### Task to complete
Filter these entries, keeping only lines that hold the word "foot".

(Dataset records)
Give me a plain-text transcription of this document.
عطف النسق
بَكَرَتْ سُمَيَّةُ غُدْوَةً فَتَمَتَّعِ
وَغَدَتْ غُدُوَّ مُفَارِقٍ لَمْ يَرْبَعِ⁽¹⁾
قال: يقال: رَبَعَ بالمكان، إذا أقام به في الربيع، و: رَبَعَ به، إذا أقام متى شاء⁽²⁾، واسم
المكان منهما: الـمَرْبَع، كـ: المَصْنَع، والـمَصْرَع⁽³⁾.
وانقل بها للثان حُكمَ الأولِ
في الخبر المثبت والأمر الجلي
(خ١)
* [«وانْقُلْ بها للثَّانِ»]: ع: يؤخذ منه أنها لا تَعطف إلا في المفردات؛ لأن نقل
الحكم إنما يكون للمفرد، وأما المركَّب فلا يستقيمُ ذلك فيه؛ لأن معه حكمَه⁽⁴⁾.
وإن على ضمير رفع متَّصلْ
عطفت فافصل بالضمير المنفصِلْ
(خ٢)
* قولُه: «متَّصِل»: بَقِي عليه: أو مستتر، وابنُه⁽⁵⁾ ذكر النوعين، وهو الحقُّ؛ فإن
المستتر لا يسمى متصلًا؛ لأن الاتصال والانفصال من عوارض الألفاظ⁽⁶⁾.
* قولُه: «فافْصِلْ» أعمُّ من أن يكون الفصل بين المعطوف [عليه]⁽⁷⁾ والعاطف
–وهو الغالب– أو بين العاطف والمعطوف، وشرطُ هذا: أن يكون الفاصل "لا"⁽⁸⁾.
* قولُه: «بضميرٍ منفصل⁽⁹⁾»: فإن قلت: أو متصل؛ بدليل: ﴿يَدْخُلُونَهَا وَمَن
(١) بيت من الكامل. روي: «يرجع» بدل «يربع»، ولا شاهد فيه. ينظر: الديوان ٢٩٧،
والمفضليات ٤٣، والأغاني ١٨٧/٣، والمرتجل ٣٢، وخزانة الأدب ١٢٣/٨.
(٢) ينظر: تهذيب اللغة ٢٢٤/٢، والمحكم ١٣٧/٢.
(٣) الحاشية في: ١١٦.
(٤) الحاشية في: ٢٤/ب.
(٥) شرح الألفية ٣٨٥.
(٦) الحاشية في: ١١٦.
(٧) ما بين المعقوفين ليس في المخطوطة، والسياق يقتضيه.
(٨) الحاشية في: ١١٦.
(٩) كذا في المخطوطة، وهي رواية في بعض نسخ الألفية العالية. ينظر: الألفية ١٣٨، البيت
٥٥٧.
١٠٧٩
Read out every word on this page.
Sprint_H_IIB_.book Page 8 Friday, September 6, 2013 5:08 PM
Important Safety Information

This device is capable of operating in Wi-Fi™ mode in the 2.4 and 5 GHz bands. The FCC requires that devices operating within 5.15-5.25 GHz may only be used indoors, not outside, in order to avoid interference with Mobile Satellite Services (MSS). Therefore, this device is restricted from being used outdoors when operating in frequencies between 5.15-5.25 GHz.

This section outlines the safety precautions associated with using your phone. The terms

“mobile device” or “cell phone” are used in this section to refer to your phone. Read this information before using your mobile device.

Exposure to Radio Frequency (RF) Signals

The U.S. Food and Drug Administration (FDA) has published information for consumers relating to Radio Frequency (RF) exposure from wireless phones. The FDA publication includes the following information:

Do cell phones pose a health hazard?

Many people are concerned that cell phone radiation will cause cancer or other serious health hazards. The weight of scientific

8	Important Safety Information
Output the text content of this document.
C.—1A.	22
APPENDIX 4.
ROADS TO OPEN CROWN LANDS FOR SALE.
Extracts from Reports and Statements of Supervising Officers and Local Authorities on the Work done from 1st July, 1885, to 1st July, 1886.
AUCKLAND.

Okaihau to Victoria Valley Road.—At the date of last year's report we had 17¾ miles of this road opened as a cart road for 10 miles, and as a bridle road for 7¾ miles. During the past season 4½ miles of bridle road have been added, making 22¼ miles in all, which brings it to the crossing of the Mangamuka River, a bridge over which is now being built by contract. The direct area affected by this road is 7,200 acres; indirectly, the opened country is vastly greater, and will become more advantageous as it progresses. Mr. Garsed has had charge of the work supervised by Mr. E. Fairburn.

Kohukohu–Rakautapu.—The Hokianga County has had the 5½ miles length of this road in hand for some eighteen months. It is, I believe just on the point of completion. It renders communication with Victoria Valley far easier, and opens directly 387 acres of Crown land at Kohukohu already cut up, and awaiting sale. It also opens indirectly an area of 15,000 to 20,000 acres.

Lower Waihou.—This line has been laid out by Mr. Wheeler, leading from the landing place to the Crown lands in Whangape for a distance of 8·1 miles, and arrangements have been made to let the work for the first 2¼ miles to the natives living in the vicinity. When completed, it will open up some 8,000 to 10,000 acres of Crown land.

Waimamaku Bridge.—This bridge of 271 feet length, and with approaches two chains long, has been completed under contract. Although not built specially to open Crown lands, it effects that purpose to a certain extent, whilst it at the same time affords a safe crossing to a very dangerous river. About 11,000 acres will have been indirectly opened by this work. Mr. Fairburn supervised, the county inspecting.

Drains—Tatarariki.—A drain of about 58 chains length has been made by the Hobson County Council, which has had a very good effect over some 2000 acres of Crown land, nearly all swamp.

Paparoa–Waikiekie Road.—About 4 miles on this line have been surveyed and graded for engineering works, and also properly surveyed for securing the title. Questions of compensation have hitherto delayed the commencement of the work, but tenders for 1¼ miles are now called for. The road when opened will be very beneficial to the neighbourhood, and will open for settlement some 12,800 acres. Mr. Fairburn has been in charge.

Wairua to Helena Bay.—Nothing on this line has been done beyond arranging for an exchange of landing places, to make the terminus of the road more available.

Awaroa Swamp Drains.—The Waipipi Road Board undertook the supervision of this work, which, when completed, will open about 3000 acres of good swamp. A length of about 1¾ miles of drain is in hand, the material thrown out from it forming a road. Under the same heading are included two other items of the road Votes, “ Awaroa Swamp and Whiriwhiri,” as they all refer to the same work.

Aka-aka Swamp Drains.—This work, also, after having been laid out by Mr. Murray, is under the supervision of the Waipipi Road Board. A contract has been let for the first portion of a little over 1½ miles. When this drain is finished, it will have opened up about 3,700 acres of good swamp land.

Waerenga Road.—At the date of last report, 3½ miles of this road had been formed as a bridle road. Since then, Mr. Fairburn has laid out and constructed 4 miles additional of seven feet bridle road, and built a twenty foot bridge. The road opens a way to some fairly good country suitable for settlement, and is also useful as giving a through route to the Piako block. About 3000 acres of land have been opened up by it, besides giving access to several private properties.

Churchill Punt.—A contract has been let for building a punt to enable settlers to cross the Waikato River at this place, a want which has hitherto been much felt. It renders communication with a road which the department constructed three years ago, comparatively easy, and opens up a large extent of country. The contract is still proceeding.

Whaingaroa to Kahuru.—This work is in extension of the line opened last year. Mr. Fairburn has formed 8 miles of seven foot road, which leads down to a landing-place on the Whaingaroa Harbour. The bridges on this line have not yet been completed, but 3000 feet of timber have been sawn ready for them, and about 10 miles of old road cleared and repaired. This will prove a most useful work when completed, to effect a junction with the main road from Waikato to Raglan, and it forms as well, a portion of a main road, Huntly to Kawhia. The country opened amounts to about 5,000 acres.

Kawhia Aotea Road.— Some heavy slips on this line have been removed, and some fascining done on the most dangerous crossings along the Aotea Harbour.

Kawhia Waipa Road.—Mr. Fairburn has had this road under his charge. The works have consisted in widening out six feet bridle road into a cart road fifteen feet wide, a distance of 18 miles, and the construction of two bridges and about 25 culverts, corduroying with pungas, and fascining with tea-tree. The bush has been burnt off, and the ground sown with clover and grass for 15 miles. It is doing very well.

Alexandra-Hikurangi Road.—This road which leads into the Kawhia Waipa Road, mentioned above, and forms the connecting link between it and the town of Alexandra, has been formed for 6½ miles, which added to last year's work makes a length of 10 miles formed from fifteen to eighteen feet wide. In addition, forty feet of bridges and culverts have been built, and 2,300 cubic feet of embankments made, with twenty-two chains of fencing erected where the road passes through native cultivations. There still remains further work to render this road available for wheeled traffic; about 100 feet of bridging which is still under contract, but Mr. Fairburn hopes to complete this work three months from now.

### Task output
Waerenga Road.—At the date of last report, 3½ miles of this road had been formed as a bridle road. Since then, Mr. Fairburn has laid out and constructed 4 miles additional of seven feet bridle road, and built a twenty foot bridge. The road opens a way to some fairly good country suitable for settlement, and is also useful as giving a through route to the Piako block. About 3000 acres of land have been opened up by it, besides giving access to several private properties.
Whaingaroa to Kahuru.—This work is in extension of the line opened last year. Mr. Fairburn has formed 8 miles of seven foot road, which leads down to a landing-place on the Whaingaroa Harbour. The bridges on this line have not yet been completed, but 3000 feet of timber have been sawn ready for them, and about 10 miles of old road cleared and repaired. This will prove a most useful work when completed, to effect a junction with the main road from Waikato to Raglan, and it forms as well, a portion of a main road, Huntly to Kawhia. The country opened amounts to about 5,000 acres.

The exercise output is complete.